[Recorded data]
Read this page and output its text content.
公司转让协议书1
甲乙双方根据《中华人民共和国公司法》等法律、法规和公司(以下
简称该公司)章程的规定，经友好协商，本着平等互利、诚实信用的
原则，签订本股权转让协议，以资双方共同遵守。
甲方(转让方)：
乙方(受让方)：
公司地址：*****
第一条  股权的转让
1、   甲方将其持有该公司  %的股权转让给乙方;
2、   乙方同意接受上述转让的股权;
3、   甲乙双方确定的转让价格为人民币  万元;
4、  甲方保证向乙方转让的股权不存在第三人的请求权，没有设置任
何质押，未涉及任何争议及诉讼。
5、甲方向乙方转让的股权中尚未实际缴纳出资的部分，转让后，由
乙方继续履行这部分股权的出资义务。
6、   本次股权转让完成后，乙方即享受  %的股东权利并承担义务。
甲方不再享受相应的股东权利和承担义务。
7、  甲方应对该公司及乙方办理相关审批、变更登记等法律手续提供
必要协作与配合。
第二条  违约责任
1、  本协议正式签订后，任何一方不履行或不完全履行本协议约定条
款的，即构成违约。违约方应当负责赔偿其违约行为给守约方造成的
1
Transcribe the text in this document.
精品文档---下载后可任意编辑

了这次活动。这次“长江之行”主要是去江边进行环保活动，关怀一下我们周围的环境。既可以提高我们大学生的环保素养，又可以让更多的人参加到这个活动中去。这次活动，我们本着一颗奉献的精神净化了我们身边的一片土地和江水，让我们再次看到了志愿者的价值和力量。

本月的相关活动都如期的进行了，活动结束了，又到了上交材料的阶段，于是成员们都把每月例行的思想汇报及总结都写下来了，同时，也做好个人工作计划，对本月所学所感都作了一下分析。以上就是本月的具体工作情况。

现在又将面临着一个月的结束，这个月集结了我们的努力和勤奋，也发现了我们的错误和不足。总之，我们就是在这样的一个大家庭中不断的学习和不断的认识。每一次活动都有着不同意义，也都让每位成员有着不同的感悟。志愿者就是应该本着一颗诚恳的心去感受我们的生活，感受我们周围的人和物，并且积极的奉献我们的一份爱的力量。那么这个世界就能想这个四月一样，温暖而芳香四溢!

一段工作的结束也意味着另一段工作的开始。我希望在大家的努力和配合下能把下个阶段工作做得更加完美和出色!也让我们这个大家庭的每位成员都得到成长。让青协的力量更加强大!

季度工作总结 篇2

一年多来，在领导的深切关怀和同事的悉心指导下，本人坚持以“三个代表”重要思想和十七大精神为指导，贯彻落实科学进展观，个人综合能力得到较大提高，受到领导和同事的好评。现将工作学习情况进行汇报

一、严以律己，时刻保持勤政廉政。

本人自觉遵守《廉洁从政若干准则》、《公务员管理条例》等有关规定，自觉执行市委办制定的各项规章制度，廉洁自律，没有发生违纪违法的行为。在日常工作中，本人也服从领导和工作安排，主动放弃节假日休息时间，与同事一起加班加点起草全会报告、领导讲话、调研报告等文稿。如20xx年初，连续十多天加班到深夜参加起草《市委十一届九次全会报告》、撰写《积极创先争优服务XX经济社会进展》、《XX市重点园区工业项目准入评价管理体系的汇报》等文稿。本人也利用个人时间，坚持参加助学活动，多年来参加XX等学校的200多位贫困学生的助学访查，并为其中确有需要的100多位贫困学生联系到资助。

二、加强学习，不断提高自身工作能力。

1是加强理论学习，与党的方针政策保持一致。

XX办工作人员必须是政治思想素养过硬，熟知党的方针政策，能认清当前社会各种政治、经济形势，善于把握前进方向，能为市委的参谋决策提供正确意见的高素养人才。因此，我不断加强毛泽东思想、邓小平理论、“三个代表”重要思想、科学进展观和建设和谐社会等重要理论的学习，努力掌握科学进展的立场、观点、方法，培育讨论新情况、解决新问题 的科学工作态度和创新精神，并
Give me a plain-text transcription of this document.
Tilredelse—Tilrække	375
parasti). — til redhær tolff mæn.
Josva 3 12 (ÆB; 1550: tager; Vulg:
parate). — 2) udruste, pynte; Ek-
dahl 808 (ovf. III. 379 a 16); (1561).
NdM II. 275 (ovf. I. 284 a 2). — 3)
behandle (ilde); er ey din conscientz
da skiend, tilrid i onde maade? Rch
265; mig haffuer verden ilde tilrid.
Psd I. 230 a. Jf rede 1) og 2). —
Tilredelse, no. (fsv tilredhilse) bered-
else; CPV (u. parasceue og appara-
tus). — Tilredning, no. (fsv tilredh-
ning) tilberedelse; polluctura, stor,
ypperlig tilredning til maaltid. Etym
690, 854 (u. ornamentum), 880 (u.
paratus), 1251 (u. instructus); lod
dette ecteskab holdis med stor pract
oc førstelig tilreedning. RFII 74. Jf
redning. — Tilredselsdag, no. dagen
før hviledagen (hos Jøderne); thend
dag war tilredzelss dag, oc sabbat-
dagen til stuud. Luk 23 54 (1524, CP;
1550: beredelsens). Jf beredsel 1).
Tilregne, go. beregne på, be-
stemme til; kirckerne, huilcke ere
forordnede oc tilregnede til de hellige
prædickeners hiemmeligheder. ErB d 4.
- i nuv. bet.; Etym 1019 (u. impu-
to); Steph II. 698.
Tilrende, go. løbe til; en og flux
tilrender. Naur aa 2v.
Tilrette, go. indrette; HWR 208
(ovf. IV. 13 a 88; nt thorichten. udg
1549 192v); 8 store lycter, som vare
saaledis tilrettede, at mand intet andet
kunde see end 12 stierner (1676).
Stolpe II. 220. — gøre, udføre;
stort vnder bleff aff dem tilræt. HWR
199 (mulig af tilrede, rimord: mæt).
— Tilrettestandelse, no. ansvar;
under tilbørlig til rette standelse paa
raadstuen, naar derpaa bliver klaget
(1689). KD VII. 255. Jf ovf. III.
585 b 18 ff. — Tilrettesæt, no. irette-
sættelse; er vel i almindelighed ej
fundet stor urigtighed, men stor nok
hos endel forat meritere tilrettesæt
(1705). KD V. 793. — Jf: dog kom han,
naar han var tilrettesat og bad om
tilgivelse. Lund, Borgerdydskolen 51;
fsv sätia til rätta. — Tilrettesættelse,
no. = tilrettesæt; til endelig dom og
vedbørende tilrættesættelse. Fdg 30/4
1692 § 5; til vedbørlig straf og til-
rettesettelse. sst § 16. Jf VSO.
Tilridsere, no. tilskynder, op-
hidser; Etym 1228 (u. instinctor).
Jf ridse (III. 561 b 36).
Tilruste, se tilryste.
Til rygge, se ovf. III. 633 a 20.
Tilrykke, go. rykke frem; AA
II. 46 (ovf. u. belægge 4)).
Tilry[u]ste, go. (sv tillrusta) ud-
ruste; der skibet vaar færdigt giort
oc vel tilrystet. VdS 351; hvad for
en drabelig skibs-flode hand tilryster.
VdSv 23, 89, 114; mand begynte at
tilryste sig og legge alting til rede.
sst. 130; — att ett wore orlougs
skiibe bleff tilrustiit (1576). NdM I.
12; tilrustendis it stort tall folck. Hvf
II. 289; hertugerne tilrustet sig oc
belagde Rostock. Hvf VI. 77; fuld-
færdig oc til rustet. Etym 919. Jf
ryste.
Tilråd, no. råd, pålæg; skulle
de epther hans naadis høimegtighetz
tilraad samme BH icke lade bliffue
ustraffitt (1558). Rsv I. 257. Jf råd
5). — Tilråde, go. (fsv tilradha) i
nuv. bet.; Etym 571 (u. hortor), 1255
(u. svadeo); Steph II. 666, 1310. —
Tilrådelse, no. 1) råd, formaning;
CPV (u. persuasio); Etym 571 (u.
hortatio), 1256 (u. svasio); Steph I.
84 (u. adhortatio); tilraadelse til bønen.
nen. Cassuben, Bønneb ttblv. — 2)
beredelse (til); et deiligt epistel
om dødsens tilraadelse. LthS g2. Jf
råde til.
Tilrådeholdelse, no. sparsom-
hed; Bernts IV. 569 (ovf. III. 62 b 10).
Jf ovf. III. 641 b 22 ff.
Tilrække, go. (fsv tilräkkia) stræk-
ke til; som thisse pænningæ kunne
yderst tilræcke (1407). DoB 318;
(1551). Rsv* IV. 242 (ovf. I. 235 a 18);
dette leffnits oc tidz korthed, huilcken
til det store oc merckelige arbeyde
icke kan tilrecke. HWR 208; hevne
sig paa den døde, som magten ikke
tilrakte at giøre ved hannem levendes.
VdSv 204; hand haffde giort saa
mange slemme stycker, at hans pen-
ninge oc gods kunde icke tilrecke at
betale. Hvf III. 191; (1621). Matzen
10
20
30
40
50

• [TASK DESCRIPTION]:
Go through the preceding material and copy each line that has the word "tilraadelse".

• [RESPONSE]:
84 (u. adhortatio); tilraadelse til bønen.
om dødsens tilraadelse. LthS g2. Jf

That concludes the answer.